• Description of the task: The data must be written out once more, precisely as given.

(Dataset items)
● ● ● ● ●
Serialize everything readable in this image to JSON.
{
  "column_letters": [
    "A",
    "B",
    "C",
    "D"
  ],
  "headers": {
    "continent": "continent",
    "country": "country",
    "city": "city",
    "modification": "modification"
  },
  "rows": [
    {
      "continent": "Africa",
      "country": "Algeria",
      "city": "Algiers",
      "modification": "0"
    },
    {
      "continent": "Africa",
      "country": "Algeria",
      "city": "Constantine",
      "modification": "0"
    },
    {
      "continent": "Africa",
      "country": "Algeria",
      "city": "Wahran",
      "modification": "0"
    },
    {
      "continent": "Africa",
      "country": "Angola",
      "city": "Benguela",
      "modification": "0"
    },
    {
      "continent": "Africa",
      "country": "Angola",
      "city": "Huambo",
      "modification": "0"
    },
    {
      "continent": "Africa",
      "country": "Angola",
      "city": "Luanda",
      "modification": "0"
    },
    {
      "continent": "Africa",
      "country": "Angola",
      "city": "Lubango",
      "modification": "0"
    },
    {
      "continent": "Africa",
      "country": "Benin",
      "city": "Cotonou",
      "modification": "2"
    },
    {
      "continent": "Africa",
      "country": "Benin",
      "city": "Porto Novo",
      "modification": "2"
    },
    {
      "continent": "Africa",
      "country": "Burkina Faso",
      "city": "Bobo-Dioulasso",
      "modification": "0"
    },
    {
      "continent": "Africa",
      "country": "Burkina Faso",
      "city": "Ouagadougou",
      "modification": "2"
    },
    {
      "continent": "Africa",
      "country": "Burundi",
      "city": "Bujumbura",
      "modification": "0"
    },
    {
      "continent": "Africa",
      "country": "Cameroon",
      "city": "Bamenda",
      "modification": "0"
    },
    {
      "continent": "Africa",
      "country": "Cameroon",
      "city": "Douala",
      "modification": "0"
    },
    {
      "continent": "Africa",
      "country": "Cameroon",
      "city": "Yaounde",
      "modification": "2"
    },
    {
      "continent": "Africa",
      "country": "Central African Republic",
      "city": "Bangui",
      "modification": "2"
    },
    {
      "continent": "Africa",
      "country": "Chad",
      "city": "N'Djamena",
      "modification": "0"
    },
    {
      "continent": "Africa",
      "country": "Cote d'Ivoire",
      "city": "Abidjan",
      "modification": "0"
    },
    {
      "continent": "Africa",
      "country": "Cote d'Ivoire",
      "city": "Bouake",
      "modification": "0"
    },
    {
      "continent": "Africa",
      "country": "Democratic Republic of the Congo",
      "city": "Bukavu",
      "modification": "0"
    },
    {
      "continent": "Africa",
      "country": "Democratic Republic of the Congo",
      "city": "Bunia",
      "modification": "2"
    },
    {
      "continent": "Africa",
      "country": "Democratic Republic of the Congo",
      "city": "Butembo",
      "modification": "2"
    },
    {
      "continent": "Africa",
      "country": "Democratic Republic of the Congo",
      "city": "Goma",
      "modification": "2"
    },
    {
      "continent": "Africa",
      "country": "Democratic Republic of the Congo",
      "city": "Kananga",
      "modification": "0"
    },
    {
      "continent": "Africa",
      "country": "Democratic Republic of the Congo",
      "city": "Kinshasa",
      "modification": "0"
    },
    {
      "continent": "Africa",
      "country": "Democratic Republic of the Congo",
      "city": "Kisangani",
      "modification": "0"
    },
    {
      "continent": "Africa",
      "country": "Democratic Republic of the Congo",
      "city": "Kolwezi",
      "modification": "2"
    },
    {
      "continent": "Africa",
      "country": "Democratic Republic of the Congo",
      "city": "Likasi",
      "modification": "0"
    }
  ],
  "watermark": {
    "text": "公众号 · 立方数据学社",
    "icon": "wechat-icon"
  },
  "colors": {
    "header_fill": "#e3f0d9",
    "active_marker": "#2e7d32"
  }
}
● ● ● ● ●
• Worked solution:
Serialize everything readable in this image to JSON.
{
  "column_letters": [
    "A",
    "B",
    "C",
    "D"
  ],
  "headers": {
    "continent": "continent",
    "country": "country",
    "city": "city",
    "modification": "modification"
  },
  "rows": [
    {
      "continent": "Africa",
      "country": "Algeria",
      "city": "Algiers",
      "modification": "0"
    },
    {
      "continent": "Africa",
      "country": "Algeria",
      "city": "Constantine",
      "modification": "0"
    },
    {
      "continent": "Africa",
      "country": "Algeria",
      "city": "Wahran",
      "modification": "0"
    },
    {
      "continent": "Africa",
      "country": "Angola",
      "city": "Benguela",
      "modification": "0"
    },
    {
      "continent": "Africa",
      "country": "Angola",
      "city": "Huambo",
      "modification": "0"
    },
    {
      "continent": "Africa",
      "country": "Angola",
      "city": "Luanda",
      "modification": "0"
    },
    {
      "continent": "Africa",
      "country": "Angola",
      "city": "Lubango",
      "modification": "0"
    },
    {
      "continent": "Africa",
      "country": "Benin",
      "city": "Cotonou",
      "modification": "2"
    },
    {
      "continent": "Africa",
      "country": "Benin",
      "city": "Porto Novo",
      "modification": "2"
    },
    {
      "continent": "Africa",
      "country": "Burkina Faso",
      "city": "Bobo-Dioulasso",
      "modification": "0"
    },
    {
      "continent": "Africa",
      "country": "Burkina Faso",
      "city": "Ouagadougou",
      "modification": "2"
    },
    {
      "continent": "Africa",
      "country": "Burundi",
      "city": "Bujumbura",
      "modification": "0"
    },
    {
      "continent": "Africa",
      "country": "Cameroon",
      "city": "Bamenda",
      "modification": "0"
    },
    {
      "continent": "Africa",
      "country": "Cameroon",
      "city": "Douala",
      "modification": "0"
    },
    {
      "continent": "Africa",
      "country": "Cameroon",
      "city": "Yaounde",
      "modification": "2"
    },
    {
      "continent": "Africa",
      "country": "Central African Republic",
      "city": "Bangui",
      "modification": "2"
    },
    {
      "continent": "Africa",
      "country": "Chad",
      "city": "N'Djamena",
      "modification": "0"
    },
    {
      "continent": "Africa",
      "country": "Cote d'Ivoire",
      "city": "Abidjan",
      "modification": "0"
    },
    {
      "continent": "Africa",
      "country": "Cote d'Ivoire",
      "city": "Bouake",
      "modification": "0"
    },
    {
      "continent": "Africa",
      "country": "Democratic Republic of the Congo",
      "city": "Bukavu",
      "modification": "0"
    },
    {
      "continent": "Africa",
      "country": "Democratic Republic of the Congo",
      "city": "Bunia",
      "modification": "2"
    },
    {
      "continent": "Africa",
      "country": "Democratic Republic of the Congo",
      "city": "Butembo",
      "modification": "2"
    },
    {
      "continent": "Africa",
      "country": "Democratic Republic of the Congo",
      "city": "Goma",
      "modification": "2"
    },
    {
      "continent": "Africa",
      "country": "Democratic Republic of the Congo",
      "city": "Kananga",
      "modification": "0"
    },
    {
      "continent": "Africa",
      "country": "Democratic Republic of the Congo",
      "city": "Kinshasa",
      "modification": "0"
    },
    {
      "continent": "Africa",
      "country": "Democratic Republic of the Congo",
      "city": "Kisangani",
      "modification": "0"
    },
    {
      "continent": "Africa",
      "country": "Democratic Republic of the Congo",
      "city": "Kolwezi",
      "modification": "2"
    },
    {
      "continent": "Africa",
      "country": "Democratic Republic of the Congo",
      "city": "Likasi",
      "modification": "0"
    }
  ],
  "watermark": {
    "text": "公众号 · 立方数据学社",
    "icon": "wechat-icon"
  },
  "colors": {
    "header_fill": "#e3f0d9",
    "active_marker": "#2e7d32"
  }
}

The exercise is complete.